> BRIEF: Take every line that has the string "sleep" and copy it out.

> MATERIALS PROVIDED:

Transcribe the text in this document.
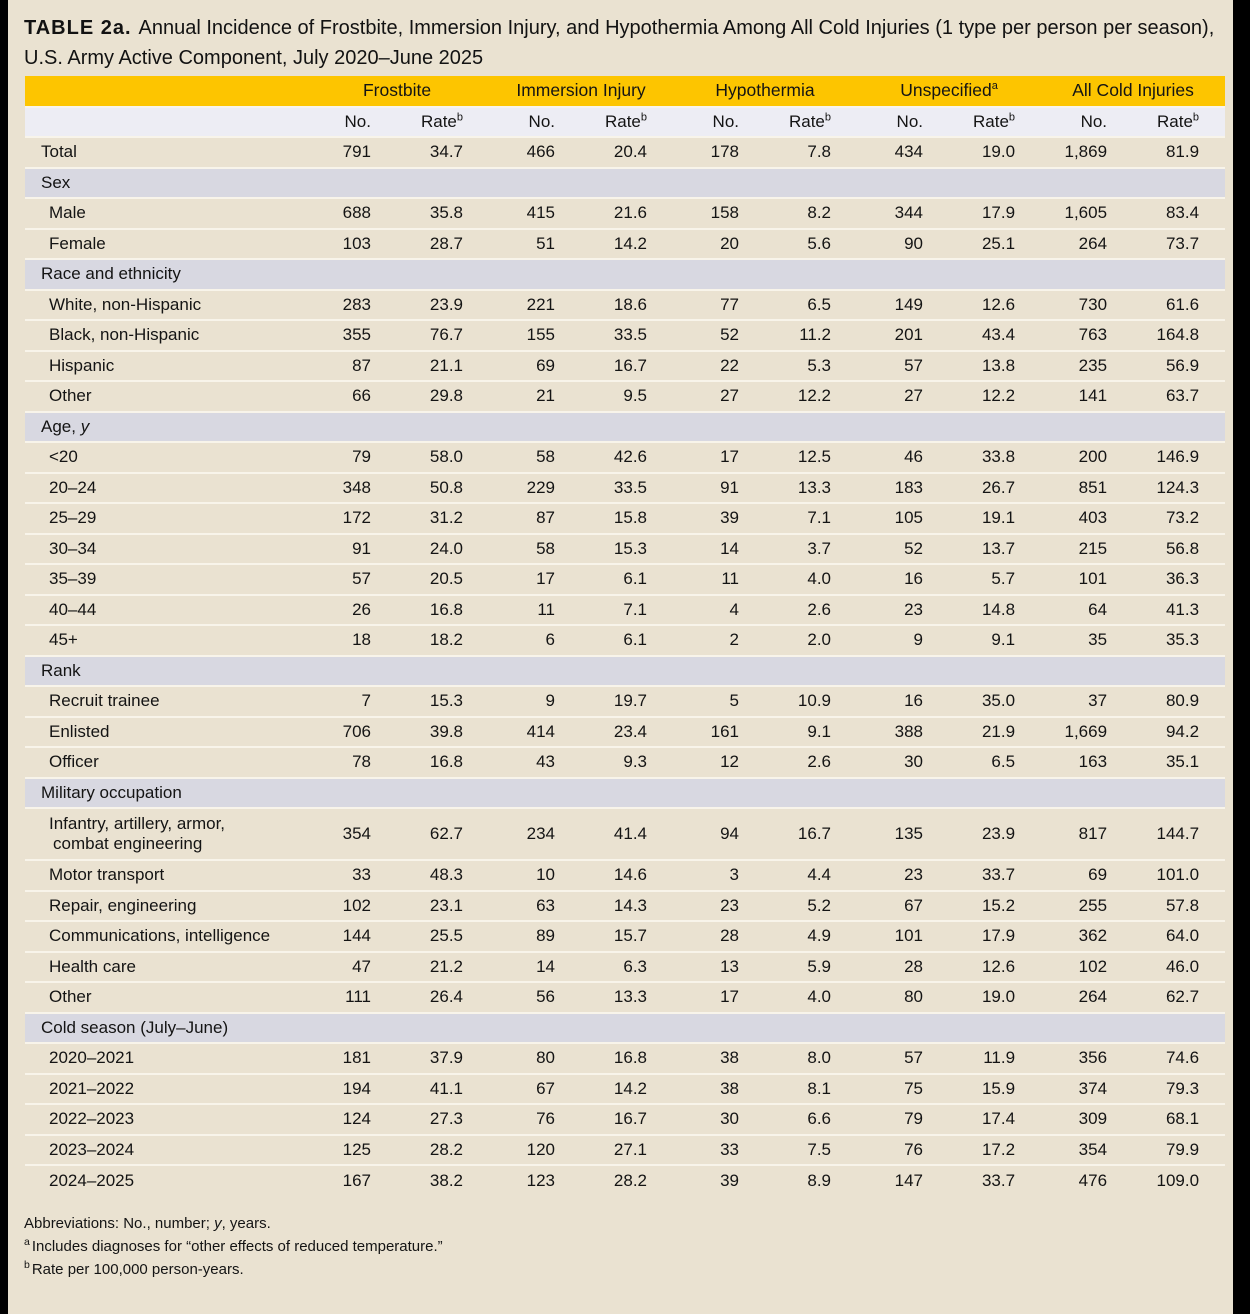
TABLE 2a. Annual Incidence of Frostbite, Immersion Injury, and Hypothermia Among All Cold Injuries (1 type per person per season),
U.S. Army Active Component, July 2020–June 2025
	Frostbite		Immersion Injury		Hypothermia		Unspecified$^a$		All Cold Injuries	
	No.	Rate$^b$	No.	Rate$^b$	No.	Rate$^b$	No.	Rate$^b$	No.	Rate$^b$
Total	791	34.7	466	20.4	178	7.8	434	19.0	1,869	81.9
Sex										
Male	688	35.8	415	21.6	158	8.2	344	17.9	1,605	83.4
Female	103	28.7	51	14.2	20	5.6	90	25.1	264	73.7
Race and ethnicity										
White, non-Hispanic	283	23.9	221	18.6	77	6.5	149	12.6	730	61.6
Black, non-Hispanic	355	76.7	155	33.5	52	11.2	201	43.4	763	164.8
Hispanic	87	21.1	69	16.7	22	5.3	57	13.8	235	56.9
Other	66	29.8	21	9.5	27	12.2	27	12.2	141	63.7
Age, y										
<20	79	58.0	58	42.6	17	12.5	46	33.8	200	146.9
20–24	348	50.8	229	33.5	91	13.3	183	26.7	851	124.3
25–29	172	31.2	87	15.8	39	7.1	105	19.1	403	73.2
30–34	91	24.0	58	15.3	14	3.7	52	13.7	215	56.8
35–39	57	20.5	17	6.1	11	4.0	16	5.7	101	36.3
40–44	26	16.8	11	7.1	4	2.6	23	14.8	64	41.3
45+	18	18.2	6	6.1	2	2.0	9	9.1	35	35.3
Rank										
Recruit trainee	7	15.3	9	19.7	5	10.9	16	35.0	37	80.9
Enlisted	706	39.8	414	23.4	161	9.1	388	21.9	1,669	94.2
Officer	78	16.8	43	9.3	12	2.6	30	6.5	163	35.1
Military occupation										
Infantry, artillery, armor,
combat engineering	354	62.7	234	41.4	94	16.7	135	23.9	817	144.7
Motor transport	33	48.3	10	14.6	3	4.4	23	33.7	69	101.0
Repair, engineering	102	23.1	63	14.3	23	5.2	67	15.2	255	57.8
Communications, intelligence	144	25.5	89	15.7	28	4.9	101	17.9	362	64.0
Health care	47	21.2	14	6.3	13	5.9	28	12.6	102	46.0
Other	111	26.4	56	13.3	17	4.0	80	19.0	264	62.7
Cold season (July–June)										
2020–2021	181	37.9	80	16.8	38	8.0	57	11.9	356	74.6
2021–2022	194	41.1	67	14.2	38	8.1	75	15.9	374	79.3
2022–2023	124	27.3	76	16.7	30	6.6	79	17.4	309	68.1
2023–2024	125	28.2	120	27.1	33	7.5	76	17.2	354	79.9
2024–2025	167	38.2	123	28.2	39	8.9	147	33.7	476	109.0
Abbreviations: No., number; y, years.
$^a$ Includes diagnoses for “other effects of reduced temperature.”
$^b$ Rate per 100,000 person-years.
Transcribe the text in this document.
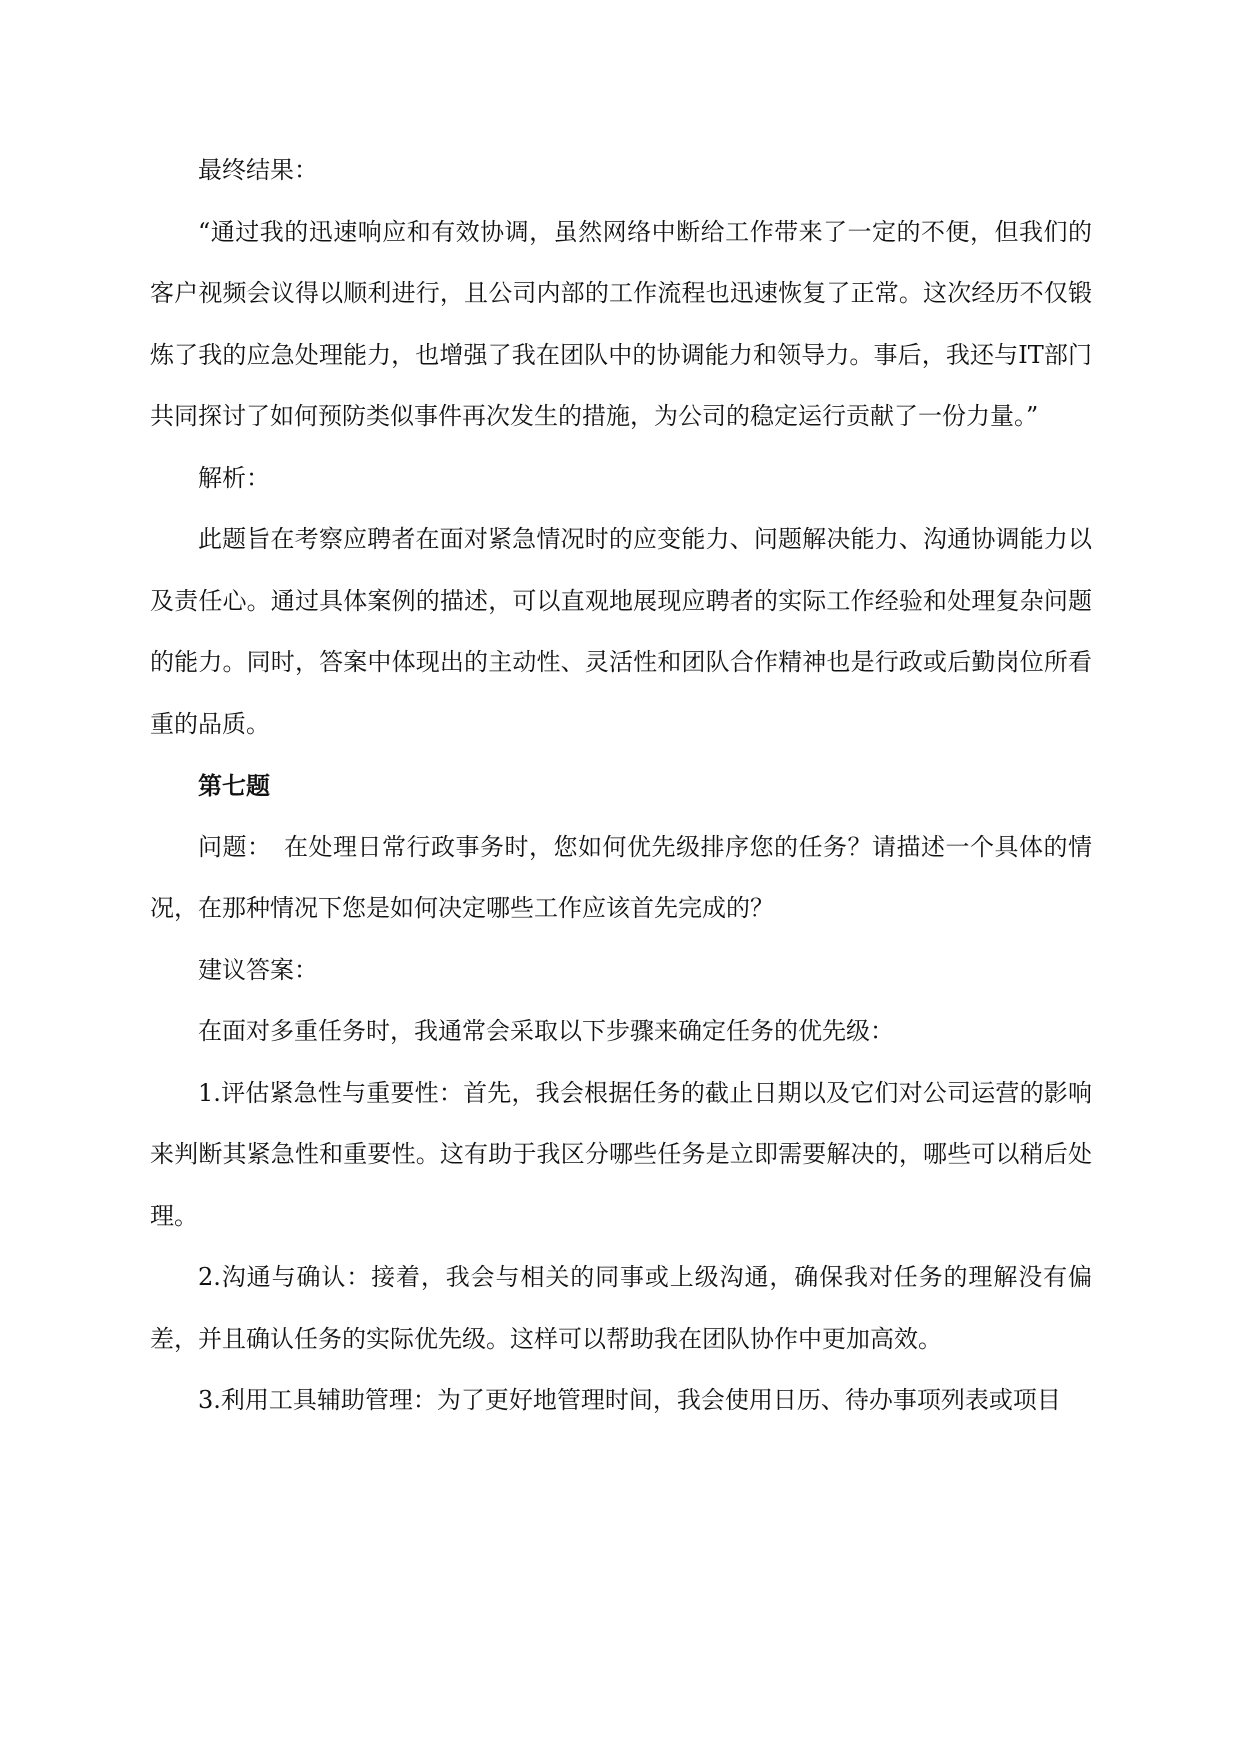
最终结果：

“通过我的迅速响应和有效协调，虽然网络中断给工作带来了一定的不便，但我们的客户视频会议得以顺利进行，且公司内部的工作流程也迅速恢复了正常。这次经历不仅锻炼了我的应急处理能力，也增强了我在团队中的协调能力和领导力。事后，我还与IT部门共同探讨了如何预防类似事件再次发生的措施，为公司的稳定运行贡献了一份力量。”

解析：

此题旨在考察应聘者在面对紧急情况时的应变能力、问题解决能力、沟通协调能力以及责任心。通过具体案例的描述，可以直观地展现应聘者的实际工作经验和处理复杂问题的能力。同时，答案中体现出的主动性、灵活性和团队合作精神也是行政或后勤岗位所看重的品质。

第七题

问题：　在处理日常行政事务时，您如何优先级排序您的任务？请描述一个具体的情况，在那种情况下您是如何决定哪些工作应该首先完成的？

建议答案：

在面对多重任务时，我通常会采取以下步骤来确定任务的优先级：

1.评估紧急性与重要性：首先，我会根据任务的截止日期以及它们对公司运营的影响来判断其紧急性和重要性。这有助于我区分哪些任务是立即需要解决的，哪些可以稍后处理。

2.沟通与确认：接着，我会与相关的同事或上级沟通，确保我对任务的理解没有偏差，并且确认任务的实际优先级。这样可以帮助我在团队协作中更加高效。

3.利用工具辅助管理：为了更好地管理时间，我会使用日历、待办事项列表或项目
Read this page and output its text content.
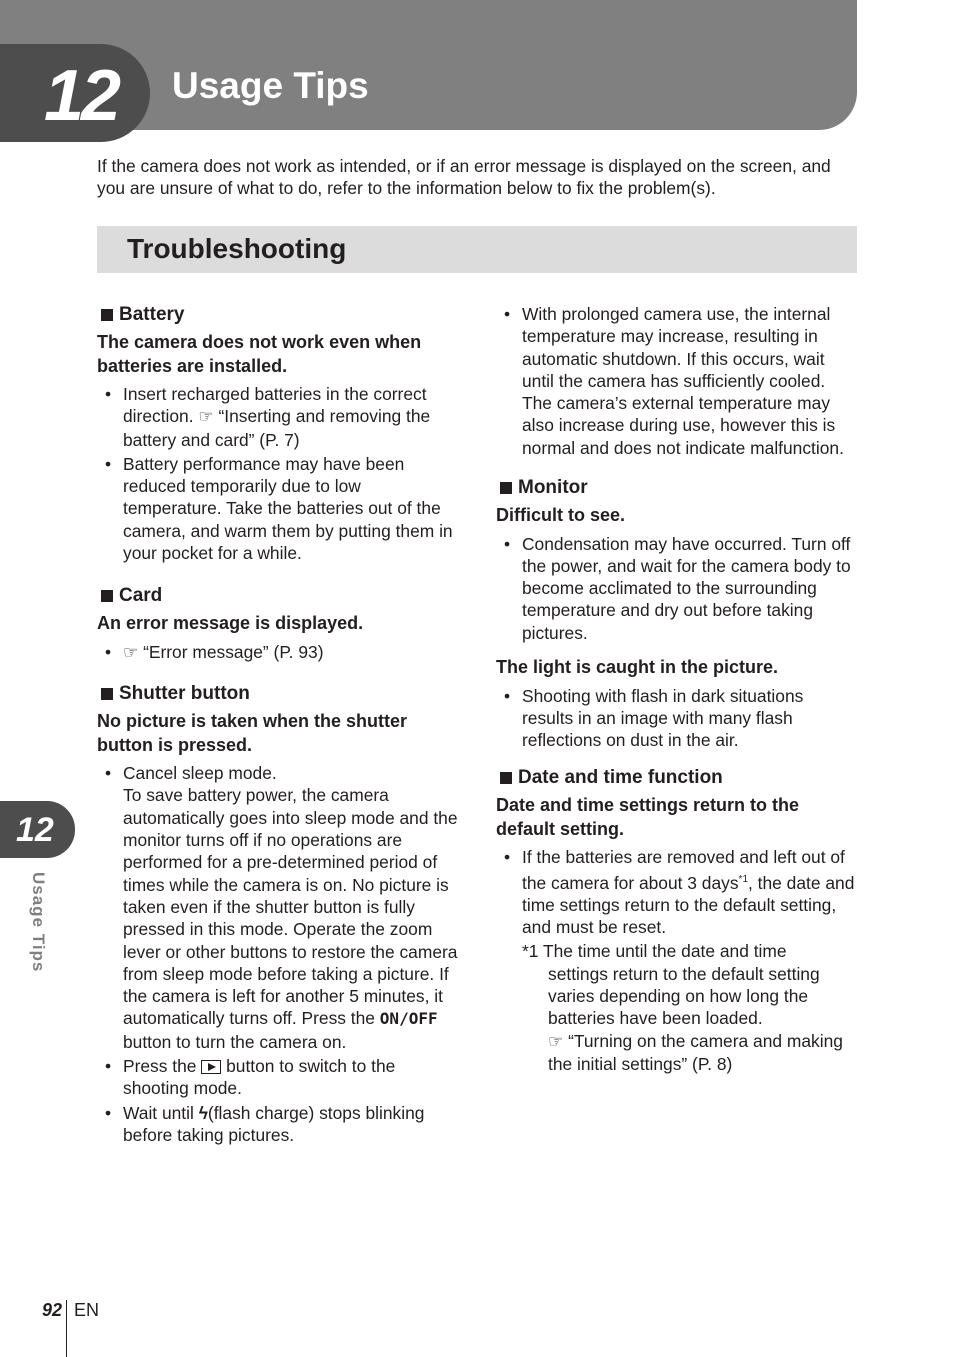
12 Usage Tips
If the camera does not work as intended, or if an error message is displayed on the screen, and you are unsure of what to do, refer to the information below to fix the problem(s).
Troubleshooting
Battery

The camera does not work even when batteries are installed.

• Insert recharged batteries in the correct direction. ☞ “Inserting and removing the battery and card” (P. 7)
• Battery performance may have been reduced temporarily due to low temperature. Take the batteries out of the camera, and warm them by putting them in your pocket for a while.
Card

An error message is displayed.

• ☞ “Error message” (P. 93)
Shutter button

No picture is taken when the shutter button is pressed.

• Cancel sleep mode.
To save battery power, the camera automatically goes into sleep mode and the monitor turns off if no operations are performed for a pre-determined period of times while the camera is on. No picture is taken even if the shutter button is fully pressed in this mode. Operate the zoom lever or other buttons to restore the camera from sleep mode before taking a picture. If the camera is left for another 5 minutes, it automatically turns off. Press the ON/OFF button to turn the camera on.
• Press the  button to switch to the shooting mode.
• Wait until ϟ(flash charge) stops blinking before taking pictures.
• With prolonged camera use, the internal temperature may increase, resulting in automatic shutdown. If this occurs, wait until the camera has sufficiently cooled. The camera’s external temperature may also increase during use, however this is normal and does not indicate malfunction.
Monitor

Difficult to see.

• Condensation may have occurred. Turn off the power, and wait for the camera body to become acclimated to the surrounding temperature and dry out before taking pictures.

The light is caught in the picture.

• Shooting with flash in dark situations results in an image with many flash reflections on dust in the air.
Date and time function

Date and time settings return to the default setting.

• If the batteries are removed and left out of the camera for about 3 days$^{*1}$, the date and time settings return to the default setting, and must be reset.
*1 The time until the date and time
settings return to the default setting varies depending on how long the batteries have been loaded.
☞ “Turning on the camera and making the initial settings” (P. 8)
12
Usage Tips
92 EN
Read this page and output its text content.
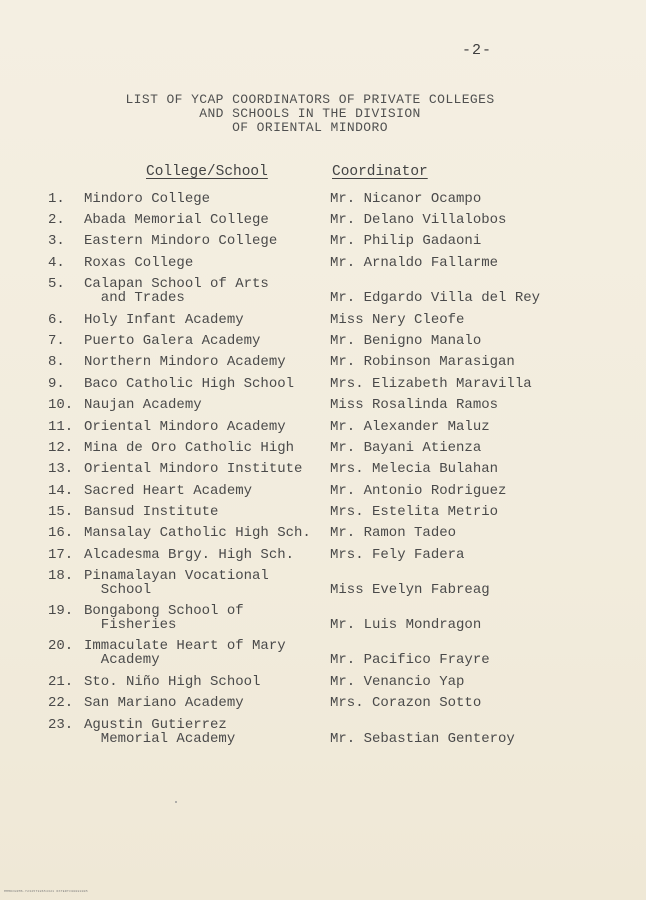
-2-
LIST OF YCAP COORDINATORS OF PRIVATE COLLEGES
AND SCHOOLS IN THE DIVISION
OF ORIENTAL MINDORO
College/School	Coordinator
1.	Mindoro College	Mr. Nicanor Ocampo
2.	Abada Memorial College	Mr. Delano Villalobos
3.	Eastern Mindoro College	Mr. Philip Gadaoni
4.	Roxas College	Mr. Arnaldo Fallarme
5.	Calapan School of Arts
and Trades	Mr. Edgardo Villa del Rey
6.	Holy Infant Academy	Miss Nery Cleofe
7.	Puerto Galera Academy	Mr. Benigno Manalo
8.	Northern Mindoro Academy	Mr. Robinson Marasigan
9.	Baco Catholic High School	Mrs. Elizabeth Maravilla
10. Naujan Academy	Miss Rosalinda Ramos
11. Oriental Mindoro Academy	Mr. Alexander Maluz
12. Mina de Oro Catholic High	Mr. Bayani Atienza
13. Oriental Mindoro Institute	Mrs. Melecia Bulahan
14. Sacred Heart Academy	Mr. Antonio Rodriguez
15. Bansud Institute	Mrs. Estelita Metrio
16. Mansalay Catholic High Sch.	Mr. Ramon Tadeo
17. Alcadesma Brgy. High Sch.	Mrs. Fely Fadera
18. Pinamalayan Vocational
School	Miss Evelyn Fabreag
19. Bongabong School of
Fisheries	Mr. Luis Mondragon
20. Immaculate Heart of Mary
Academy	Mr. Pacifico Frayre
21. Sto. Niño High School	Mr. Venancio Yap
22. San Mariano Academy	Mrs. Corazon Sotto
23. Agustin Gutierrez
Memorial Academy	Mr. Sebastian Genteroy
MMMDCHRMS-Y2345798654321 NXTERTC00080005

> THE REPLY:
• Cancel sleep mode.
To save battery power, the camera automatically goes into sleep mode and the monitor turns off if no operations are performed for a pre-determined period of times while the camera is on. No picture is taken even if the shutter button is fully pressed in this mode. Operate the zoom lever or other buttons to restore the camera from sleep mode before taking a picture. If the camera is left for another 5 minutes, it automatically turns off. Press the ON/OFF button to turn the camera on.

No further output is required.